#### Supplied records
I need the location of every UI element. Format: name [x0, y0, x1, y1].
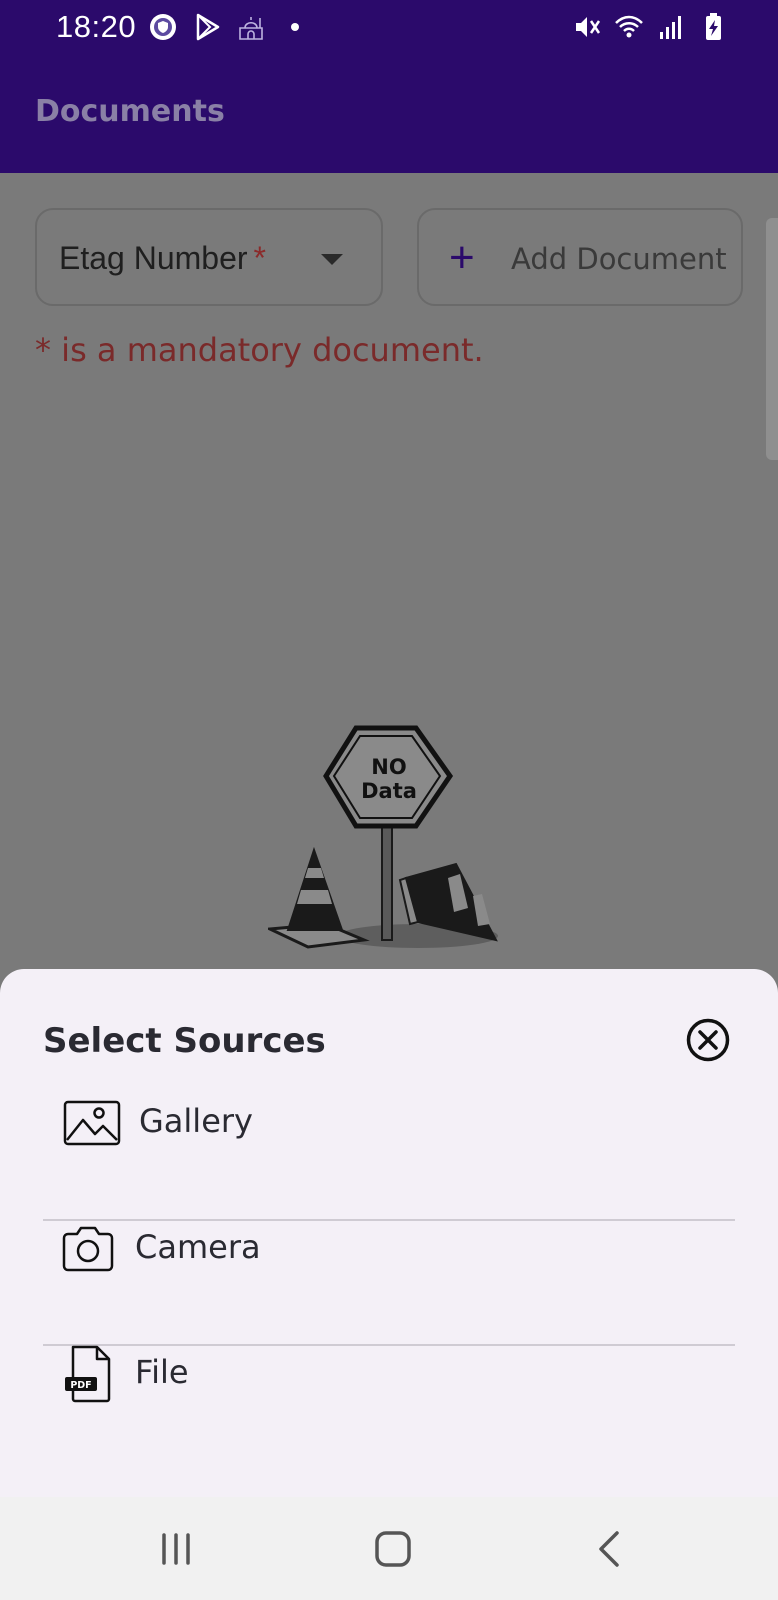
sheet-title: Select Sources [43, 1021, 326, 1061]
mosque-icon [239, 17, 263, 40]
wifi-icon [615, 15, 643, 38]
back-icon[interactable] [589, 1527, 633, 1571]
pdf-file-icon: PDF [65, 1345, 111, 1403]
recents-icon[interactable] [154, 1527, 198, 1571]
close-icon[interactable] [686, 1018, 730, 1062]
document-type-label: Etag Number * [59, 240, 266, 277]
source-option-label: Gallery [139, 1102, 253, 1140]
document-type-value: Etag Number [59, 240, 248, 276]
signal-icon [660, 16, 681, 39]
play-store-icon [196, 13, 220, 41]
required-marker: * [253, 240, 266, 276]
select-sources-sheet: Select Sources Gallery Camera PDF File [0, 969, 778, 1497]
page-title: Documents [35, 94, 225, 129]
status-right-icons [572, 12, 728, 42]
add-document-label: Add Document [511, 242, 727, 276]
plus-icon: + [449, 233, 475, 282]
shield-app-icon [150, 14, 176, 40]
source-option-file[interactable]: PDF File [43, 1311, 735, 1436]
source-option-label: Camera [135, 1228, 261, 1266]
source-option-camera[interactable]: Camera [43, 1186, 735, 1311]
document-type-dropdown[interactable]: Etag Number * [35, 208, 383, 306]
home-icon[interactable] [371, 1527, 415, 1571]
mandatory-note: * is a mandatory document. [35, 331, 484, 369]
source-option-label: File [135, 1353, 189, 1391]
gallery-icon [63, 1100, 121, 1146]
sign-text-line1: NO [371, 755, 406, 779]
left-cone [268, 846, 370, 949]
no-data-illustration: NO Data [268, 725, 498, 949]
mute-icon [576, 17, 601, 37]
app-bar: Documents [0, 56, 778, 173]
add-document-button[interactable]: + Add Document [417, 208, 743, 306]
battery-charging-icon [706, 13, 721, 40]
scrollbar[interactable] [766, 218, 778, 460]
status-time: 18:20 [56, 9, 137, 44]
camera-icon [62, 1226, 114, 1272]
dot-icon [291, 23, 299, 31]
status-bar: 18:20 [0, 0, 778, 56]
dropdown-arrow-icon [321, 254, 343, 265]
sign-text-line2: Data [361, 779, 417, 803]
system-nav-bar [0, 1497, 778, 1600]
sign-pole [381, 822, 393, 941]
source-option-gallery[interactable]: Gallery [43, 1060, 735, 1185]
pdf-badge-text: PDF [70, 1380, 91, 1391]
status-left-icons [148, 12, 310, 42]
########
Update the lines above so that every "Etag Number" becomes "Tag Number", with nothing else changed. Leave the picture out of your answer.

I need the location of every UI element. Format: name [x0, y0, x1, y1].
sheet-title: Select Sources [43, 1021, 326, 1061]
mosque-icon [239, 17, 263, 40]
wifi-icon [615, 15, 643, 38]
back-icon[interactable] [589, 1527, 633, 1571]
pdf-file-icon: PDF [65, 1345, 111, 1403]
recents-icon[interactable] [154, 1527, 198, 1571]
close-icon[interactable] [686, 1018, 730, 1062]
document-type-label: Tag Number * [59, 240, 266, 277]
source-option-label: Gallery [139, 1102, 253, 1140]
document-type-value: Tag Number [59, 240, 248, 276]
signal-icon [660, 16, 681, 39]
play-store-icon [196, 13, 220, 41]
required-marker: * [253, 240, 266, 276]
select-sources-sheet: Select Sources Gallery Camera PDF File [0, 969, 778, 1497]
page-title: Documents [35, 94, 225, 129]
status-right-icons [572, 12, 728, 42]
add-document-label: Add Document [511, 242, 727, 276]
plus-icon: + [449, 233, 475, 282]
shield-app-icon [150, 14, 176, 40]
source-option-file[interactable]: PDF File [43, 1311, 735, 1436]
source-option-label: Camera [135, 1228, 261, 1266]
source-option-camera[interactable]: Camera [43, 1186, 735, 1311]
document-type-dropdown[interactable]: Tag Number * [35, 208, 383, 306]
home-icon[interactable] [371, 1527, 415, 1571]
mandatory-note: * is a mandatory document. [35, 331, 484, 369]
source-option-label: File [135, 1353, 189, 1391]
gallery-icon [63, 1100, 121, 1146]
sign-text-line1: NO [371, 755, 406, 779]
left-cone [268, 846, 370, 949]
no-data-illustration: NO Data [268, 725, 498, 949]
mute-icon [576, 17, 601, 37]
app-bar: Documents [0, 56, 778, 173]
add-document-button[interactable]: + Add Document [417, 208, 743, 306]
battery-charging-icon [706, 13, 721, 40]
scrollbar[interactable] [766, 218, 778, 460]
status-time: 18:20 [56, 9, 137, 44]
camera-icon [62, 1226, 114, 1272]
dot-icon [291, 23, 299, 31]
status-bar: 18:20 [0, 0, 778, 56]
dropdown-arrow-icon [321, 254, 343, 265]
sign-text-line2: Data [361, 779, 417, 803]
system-nav-bar [0, 1497, 778, 1600]
sign-pole [381, 822, 393, 941]
source-option-gallery[interactable]: Gallery [43, 1060, 735, 1185]
pdf-badge-text: PDF [70, 1380, 91, 1391]
status-left-icons [148, 12, 310, 42]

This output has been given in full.